**DOCUMENTFRAGMENT:**
Art. 6.De warmtekrachtkoppelingsinstallaties die met vloeibare of vaste fossiele brandstoffen werken zoals gasolie, stookolie, steenkool of bruinkool zijn verboden. Afdeling 2.4 - Hoogrenderend
Art. 7.Een warmtekrachtkoppelingsinstallatie moet hoogrenderend zijn et dit gedurende de hele exploitatietijd. Afdeling 2.5 - Goede dimensionering
Art. 8.§ 1. Dit artikel is niet van toepassing voor de gecertificeerde hoogrenderende warmtekrachtkoppelingsinstallaties op aardgas die hun nuttige warmte in termen van geleverde MWh voor meer dan 75 % leveren aan meerdere residentiële afnemers, in de zin van het artikel 21, § 1, van het besluit van 17 december 2015 van de Brusselse Hoofdstedelijke Regering betreffende de promotie van groene elektriciteit. § 2. Voor de bestaande constructies, op het moment van de aangifte, of van de milieuvergunningsaanvraag of van de wijziging van de milieuvergunning, is een goed gedimensioneerde warmtekrachtkoppelingsinstallatie een installatie: 1° die gedimensioneerd is op de totale thermische behoefte van de bevoorrade klanten, verminderd met 30 % om rekening te houden met de effecten van rationeel energiegebruik;2° waarvan het vermogen toelaat meer dan 90 % van de thermische behoefte die ingevuld kan worden met warmtekrachtkoppeling en zoals bepaald onder punt 1 hierboven te produceren. § 3. Een afwijking op § 2, 1° en 2°, kan worden aangevraagd bij de bevoegde overheid, op basis van een bewijsstuk van de aanvrager met een gedetailleerde beschrijving van de doeltreffende isolatie van het gebouw en de technische onmogelijkheden zoals het gebrek aan plaats. § 4. Voor nieuwe constructies laat het geselecteerde vermogen toe 90 % van de thermische behoefte die ingevuld kan worden met warmtekrachtkoppeling te produceren, zonder evenwel rekening te houden met een voorafgaande vermindering van 30 % van de totale thermische behoefte van de bevoorrade klanten. § 5. De thermische behoefte die kan worden ingevuld met warmtekrachtkoppeling, komt overeen met de oppervlakte van de grootst mogelijke rechthoek binnen de afnemende curve van de totale thermische behoefte van de afnemers waarin werd voorzien, desgevallend verminderd met een factor van 30 %. Afdeling 2.6 - Stookplaats en ventilatie
Art. 9.§ 1. Voor de nieuwe warmtekrachtkoppelingsinstallaties: 1° de stookplaats mag geen opslagplaats voor oliën, ontvlambare vloeistoffen, brandbaar materialen of voorwerpen bevatten die schadelijk kunnen zijn voor de werking van de installaties;2° een afwijking aan lid 1° kan echter worden toegekend door de bevoegde overheid op basis van een voorafgaand akkoord van de Brusselse Hoofdstedelijke Dienst voor Brandbestrijding en Dringende Medische Hulp (DBDMH);3° een aanduiding met de hoeveelheid en het type van de opslag wordt op de deur van het technisch lokaal aangebracht. § 2. Voor de bestaande warmtekrachtkoppelingsinstallaties: 1° zonder afbreuk te doen aan de strengere voorschriften die door de DBDMH opgelegd worden, zijn bestaande opslagplaatsen voor nieuwe of gebruikte oliën met een maximale capaciteit van 400 liter toegelaten in de stookplaats;2° in geval van wijzigingen aan de wanden van de stookplaats of verplaatsing van de inrichtingen, worden de opslagplaatsen voor oliën gescheiden van de stookplaats;3° een aanduiding met de hoeveelheid en het type van de opslag wordt op de deur van het technisch lokaal aangebracht.

**LIJST MET OPDRACHTEN:**
• 1. Beantwoord deze vragen over de tekst over warmtekrachtkoppeling:
(a) Welke brandstoffen noemt de tekst als voorbeeld van verboden vloeibare of vaste fossiele brandstoffen?
(b) Hoeveel liter mag een bestaande opslagplaats voor oliën in de stookplaats van een bestaande installatie maximaal bevatten?
(c) Met welk percentage wordt bij bestaande constructies de totale thermische behoefte van de bevoorrade klanten verminderd?
• 2. Schrijf de tekst over warmtekrachtkoppeling verder vanaf de laatste zin.
De rijen hebben niets met de tekst over warmtekrachtkoppeling te maken.

[Gegevens uit een verzameling]
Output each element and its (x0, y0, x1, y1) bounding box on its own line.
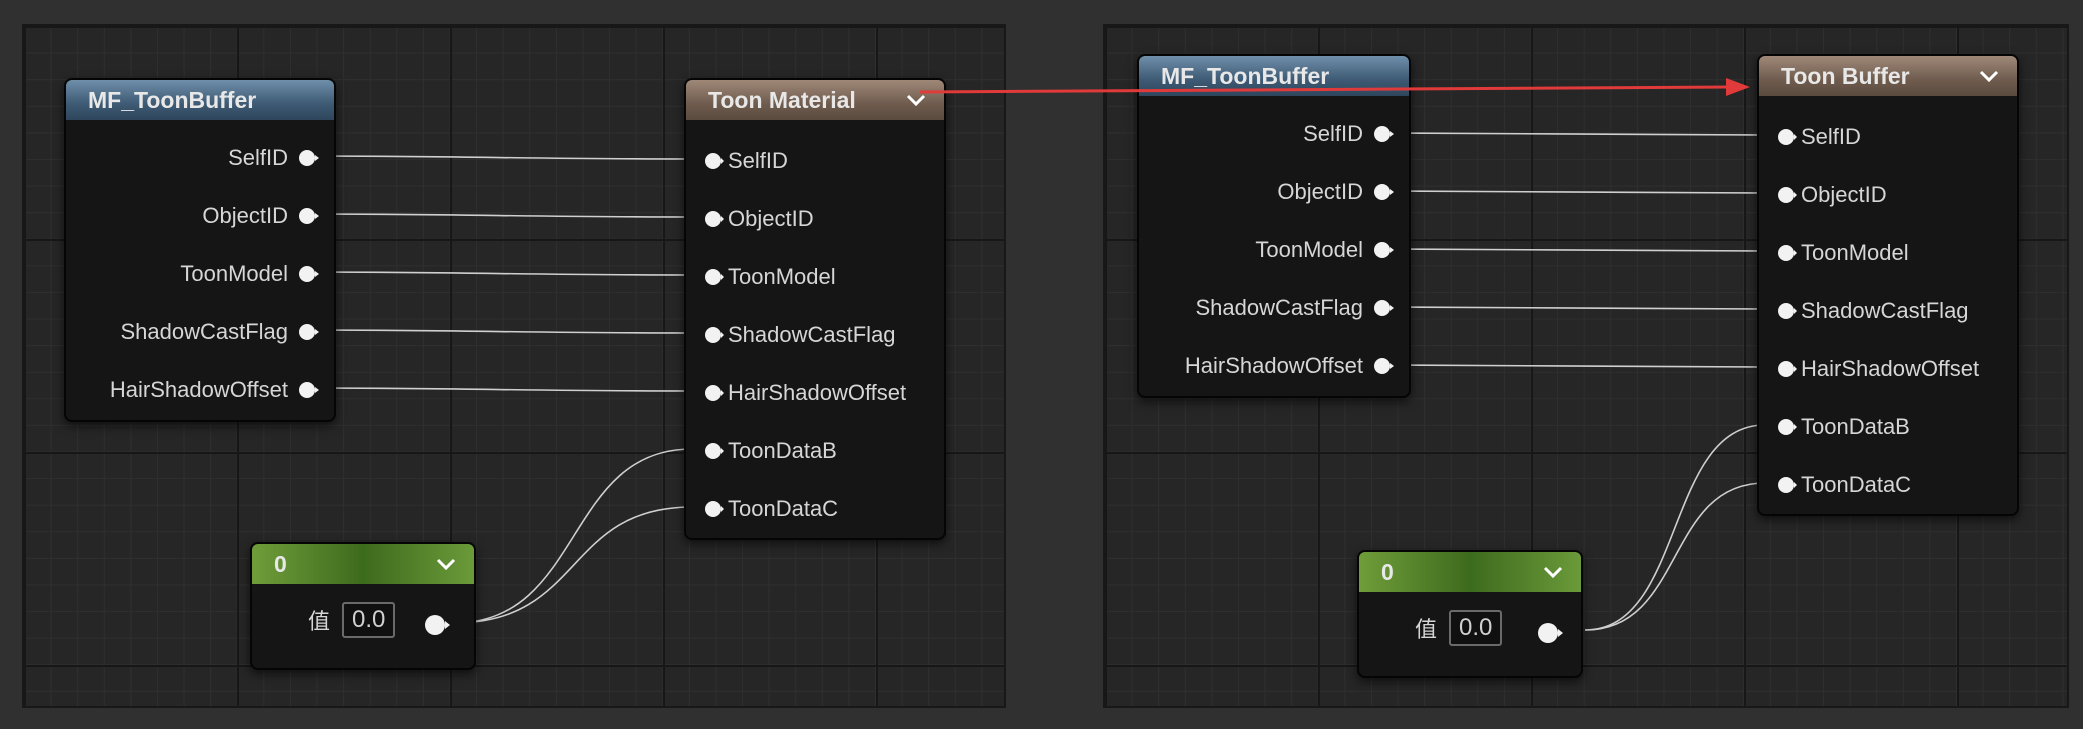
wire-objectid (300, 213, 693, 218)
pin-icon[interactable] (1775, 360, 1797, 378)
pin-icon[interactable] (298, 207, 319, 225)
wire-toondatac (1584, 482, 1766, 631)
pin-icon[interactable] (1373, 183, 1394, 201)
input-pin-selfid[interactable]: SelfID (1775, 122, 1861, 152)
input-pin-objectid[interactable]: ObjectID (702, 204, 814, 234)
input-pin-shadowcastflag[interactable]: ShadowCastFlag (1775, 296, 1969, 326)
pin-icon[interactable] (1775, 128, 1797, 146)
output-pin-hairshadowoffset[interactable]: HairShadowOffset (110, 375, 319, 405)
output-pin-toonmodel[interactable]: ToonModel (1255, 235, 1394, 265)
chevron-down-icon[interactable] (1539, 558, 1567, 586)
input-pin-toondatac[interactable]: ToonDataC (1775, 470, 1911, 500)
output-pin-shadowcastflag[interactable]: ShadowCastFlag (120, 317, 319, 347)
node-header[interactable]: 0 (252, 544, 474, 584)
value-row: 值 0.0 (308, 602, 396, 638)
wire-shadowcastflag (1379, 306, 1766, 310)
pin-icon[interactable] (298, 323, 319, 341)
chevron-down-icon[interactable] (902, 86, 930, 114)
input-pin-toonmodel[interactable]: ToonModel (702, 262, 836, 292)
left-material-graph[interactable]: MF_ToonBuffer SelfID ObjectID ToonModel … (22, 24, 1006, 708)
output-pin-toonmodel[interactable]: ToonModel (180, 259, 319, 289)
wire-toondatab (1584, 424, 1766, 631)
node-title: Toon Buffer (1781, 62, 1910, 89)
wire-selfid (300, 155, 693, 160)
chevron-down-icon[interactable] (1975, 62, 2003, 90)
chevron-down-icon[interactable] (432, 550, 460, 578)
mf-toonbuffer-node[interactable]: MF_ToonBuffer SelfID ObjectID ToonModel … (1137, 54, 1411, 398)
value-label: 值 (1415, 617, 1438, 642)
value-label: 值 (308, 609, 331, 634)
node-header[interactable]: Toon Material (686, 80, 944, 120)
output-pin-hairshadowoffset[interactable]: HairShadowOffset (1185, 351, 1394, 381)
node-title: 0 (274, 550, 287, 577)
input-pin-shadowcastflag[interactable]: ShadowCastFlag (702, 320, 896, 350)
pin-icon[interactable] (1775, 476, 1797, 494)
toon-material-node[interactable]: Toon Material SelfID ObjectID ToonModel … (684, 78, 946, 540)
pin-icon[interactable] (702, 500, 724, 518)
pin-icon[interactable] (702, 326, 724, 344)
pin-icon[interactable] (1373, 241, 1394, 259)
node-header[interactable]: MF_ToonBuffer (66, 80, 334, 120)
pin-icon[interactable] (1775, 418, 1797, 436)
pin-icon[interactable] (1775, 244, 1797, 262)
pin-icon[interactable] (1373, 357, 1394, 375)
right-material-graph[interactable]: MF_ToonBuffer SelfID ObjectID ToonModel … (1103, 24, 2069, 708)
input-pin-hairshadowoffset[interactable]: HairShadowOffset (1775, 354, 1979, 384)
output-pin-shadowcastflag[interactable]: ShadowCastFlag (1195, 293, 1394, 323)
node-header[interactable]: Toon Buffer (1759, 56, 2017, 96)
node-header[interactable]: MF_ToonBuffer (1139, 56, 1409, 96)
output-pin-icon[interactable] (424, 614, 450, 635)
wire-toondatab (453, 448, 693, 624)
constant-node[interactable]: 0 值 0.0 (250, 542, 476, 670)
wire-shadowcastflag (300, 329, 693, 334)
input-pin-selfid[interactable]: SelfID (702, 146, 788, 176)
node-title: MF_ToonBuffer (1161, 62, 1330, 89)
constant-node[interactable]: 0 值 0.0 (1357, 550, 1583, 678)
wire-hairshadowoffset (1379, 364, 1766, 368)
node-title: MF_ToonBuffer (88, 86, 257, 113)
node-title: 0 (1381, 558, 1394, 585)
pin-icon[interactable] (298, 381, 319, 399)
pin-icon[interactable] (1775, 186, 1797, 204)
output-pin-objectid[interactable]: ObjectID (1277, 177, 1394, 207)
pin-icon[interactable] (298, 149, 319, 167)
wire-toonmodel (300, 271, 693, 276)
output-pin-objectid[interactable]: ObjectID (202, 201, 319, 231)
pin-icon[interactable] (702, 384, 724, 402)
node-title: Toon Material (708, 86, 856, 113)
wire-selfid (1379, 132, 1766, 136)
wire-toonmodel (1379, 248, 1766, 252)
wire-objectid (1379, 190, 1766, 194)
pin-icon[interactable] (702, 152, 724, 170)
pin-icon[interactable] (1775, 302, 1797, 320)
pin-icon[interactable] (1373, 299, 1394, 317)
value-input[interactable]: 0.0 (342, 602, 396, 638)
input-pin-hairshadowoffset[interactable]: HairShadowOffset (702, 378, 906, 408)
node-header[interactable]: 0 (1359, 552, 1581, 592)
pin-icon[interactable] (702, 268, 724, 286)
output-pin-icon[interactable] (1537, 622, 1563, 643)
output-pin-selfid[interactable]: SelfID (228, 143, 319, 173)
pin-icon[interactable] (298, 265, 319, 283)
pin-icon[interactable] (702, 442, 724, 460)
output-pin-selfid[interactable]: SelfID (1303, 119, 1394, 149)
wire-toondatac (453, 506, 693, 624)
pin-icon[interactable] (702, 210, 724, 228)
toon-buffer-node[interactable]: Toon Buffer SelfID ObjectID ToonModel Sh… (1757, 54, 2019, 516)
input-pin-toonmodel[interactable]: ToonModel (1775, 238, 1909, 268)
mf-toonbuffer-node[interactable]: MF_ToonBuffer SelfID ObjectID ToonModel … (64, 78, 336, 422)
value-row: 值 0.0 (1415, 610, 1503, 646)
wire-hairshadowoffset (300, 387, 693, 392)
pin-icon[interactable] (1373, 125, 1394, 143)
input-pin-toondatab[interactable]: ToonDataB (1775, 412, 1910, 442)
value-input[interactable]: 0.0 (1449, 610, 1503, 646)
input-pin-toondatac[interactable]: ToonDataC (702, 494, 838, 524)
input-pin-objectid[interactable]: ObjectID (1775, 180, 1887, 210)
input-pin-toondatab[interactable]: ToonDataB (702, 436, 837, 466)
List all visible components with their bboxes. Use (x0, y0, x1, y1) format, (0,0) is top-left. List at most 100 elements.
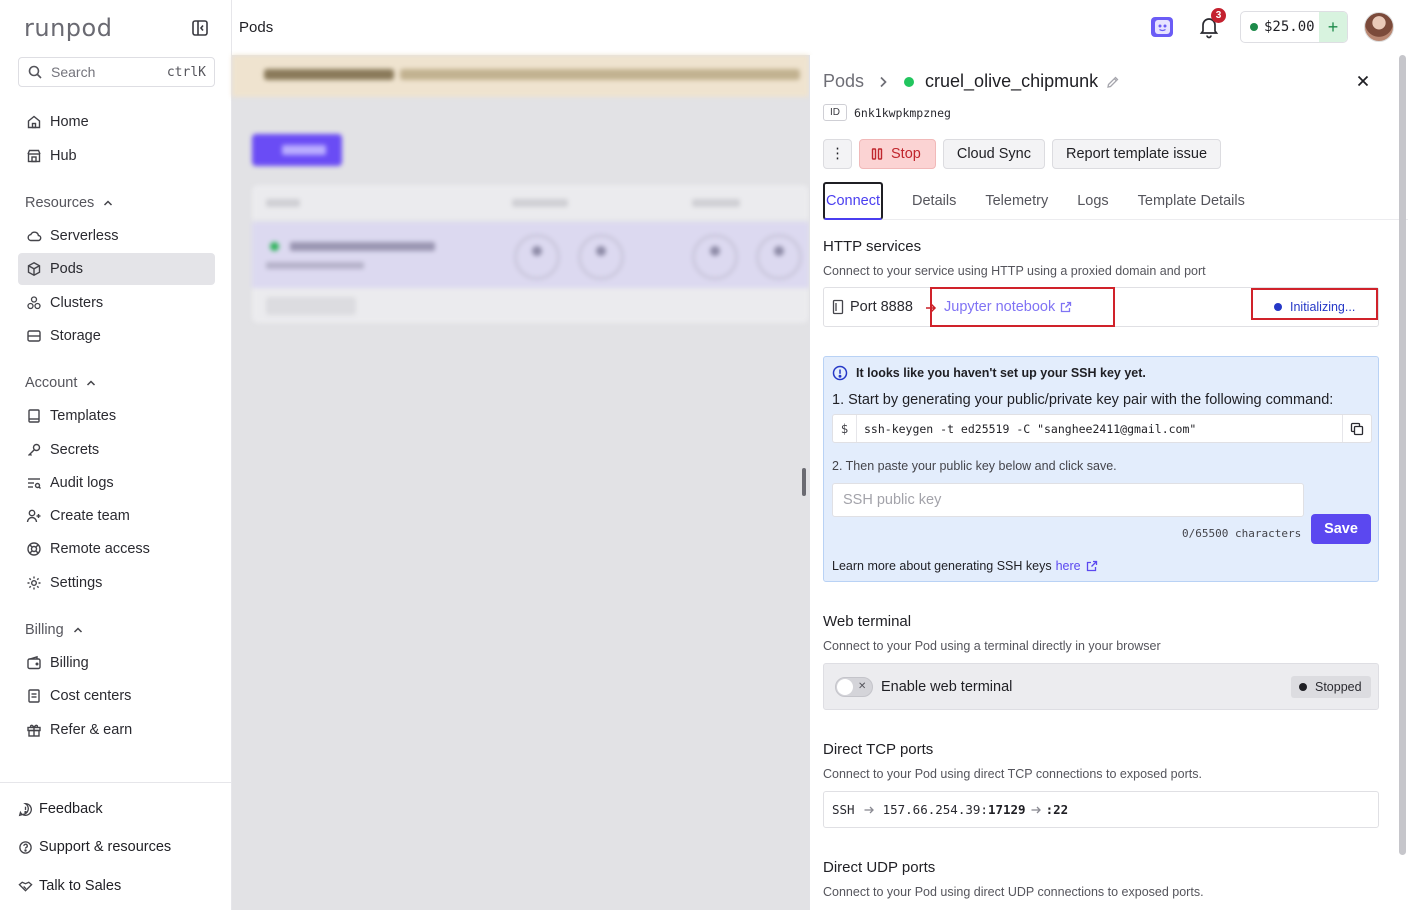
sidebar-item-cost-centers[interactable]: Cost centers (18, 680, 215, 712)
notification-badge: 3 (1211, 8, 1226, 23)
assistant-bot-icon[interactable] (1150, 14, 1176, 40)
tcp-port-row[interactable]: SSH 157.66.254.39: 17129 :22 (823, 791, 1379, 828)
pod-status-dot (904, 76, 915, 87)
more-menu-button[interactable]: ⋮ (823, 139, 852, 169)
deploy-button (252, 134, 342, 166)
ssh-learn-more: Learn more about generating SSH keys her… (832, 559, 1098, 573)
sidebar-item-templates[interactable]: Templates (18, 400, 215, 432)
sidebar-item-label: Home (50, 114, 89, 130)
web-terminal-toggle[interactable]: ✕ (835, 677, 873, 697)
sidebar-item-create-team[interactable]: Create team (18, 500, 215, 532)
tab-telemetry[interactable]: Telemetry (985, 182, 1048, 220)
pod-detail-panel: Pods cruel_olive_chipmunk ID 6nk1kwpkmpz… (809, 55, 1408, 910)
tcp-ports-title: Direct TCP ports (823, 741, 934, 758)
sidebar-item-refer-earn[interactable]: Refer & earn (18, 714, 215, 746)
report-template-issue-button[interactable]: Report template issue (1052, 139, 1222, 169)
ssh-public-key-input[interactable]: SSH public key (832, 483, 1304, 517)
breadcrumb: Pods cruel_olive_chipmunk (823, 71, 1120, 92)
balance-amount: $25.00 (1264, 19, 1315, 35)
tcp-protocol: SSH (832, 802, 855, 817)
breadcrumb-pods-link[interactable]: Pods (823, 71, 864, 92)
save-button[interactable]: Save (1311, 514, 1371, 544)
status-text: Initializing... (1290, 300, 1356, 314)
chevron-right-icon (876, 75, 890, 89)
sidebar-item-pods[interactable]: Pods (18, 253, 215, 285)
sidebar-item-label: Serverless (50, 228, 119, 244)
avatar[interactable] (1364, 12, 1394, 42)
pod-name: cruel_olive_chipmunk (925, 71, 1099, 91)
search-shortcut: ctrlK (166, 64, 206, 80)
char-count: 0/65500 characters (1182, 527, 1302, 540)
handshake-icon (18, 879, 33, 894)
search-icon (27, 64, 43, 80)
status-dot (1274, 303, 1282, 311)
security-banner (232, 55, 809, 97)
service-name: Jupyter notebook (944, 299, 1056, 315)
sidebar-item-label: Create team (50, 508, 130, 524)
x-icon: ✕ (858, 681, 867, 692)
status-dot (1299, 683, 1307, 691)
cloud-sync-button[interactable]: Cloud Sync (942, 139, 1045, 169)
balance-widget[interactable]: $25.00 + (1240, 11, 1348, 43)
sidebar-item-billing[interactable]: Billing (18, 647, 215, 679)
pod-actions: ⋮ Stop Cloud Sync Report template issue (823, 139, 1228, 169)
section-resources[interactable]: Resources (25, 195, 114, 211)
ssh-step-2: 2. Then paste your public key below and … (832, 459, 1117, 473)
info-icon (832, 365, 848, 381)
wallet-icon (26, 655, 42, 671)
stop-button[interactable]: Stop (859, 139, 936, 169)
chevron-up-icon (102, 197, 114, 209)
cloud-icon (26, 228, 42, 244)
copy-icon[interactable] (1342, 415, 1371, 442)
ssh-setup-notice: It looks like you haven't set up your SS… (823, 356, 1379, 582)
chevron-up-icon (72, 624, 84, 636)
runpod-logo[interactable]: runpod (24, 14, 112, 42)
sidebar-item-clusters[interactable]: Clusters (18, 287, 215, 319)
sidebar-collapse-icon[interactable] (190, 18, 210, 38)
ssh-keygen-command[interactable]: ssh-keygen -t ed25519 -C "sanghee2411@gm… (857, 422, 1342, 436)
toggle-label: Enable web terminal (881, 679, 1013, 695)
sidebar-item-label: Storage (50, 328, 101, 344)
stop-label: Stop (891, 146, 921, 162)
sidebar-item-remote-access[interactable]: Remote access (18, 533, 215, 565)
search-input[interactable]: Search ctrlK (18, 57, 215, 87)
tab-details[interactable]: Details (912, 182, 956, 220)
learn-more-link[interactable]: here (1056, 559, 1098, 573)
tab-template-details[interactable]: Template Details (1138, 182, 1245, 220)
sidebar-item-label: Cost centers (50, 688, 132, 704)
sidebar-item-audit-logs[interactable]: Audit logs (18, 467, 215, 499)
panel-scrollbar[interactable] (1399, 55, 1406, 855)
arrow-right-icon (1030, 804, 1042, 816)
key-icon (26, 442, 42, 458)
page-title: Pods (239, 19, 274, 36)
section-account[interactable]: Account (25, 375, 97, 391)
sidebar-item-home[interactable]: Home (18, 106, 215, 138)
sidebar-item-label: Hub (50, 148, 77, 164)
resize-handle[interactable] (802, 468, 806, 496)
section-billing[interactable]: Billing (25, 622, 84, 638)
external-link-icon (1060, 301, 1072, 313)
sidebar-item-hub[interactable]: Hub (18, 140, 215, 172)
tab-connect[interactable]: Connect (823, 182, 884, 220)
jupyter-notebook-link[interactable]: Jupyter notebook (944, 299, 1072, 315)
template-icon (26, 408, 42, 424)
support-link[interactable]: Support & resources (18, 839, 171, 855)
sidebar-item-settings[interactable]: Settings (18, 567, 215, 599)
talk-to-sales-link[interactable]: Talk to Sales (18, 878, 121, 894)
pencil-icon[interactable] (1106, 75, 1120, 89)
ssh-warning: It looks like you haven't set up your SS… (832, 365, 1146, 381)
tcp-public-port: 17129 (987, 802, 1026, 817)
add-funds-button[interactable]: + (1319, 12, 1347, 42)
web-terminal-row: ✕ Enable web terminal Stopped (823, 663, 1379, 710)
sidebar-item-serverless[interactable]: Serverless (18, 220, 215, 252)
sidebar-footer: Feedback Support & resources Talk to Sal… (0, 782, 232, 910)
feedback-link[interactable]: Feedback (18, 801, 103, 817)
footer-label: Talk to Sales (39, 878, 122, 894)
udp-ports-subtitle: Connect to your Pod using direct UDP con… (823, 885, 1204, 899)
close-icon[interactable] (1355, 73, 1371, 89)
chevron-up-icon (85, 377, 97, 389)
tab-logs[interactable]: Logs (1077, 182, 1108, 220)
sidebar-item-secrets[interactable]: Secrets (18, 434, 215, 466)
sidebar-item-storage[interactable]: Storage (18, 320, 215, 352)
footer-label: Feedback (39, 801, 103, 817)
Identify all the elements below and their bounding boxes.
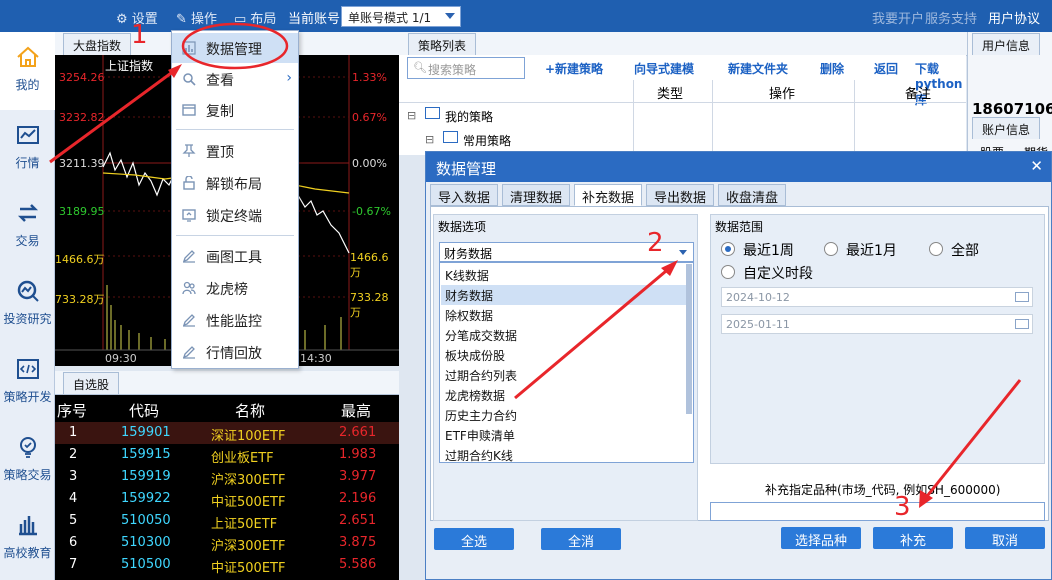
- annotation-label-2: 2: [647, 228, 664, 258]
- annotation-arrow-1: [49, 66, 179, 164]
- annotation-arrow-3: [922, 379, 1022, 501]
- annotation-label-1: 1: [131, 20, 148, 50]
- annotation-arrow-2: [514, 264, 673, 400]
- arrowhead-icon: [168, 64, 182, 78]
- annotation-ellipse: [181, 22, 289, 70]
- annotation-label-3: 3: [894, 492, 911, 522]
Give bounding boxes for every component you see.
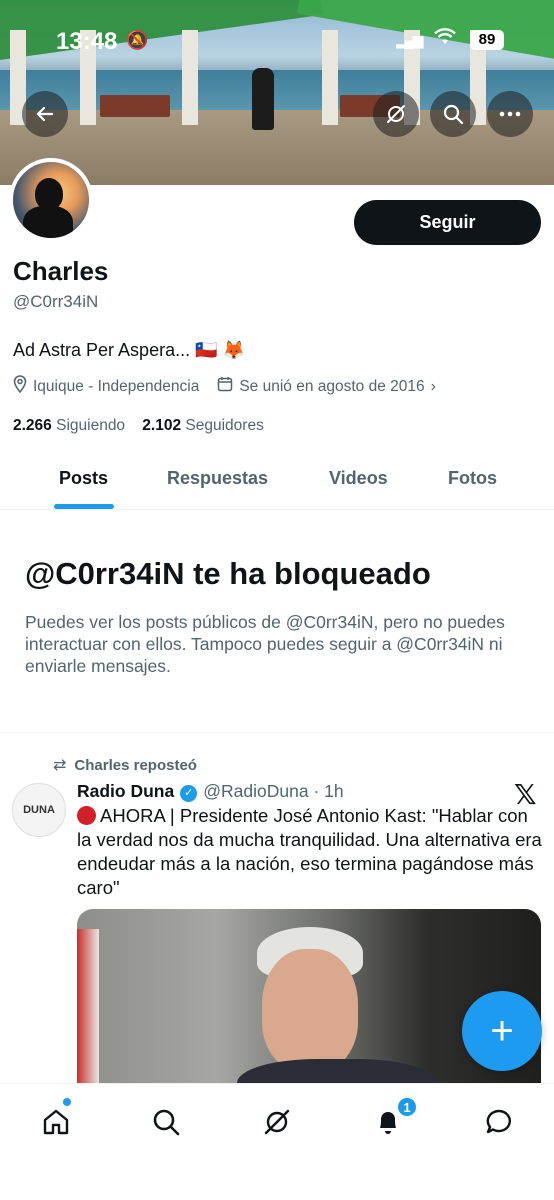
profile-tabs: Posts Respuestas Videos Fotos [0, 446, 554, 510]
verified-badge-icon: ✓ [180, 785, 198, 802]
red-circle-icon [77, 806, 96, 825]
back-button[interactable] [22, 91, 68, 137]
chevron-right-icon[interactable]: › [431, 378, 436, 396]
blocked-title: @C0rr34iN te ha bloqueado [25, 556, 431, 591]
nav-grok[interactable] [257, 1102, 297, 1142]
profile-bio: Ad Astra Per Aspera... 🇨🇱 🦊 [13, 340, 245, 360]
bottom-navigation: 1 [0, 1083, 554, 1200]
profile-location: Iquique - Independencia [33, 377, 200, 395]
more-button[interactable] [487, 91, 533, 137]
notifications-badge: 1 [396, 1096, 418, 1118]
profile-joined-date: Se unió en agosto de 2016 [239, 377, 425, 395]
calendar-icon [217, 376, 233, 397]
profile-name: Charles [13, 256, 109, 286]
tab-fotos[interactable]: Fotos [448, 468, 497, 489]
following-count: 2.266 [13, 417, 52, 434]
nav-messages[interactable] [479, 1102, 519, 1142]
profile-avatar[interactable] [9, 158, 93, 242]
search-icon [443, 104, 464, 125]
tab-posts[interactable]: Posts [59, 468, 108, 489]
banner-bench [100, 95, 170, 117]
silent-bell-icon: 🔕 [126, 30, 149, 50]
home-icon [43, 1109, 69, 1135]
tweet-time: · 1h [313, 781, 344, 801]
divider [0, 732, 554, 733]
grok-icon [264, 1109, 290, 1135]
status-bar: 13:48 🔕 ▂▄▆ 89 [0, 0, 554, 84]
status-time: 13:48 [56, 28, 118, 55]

**ANTWOORDEN PER OPDRACHT:**
• 1.
(a) Gasolie, stookolie, steenkool of bruinkool.
(b) 400 liter.
(c) 30 %.

• 2.
Art. 10.§ 1. Wanneer de stookplaats met een warmtekrachtkoppelings-installatie in een gebouw opgesteld staat, zijn de volgende voorschriften van kracht, zonder afbreuk te doen aan de strengere voorschriften die door de DBDMH of in andere wetten of normen geëist worden: 1° De wanden van de stookruimte, vloer en plafond inbegrepen, moeten een brandweerstand van één uur hebben : (R)EI60;2° De verbinding tussen de stookruimte en de andere gedeelten van het gebouw moet door een brandwerende deur afgesloten zijn, met een brandweerstand van een half uur: EI130.De deur moet ook voorzien zijn van een automatisch sluitingsmechanisme. § 2. In afwijking van § 1 moeten de wanden en het plafond van de stookplaats geen brandweerstand hebben voor een warmtekrachtkoppelingsinstallatie die zich op het dak bevindt.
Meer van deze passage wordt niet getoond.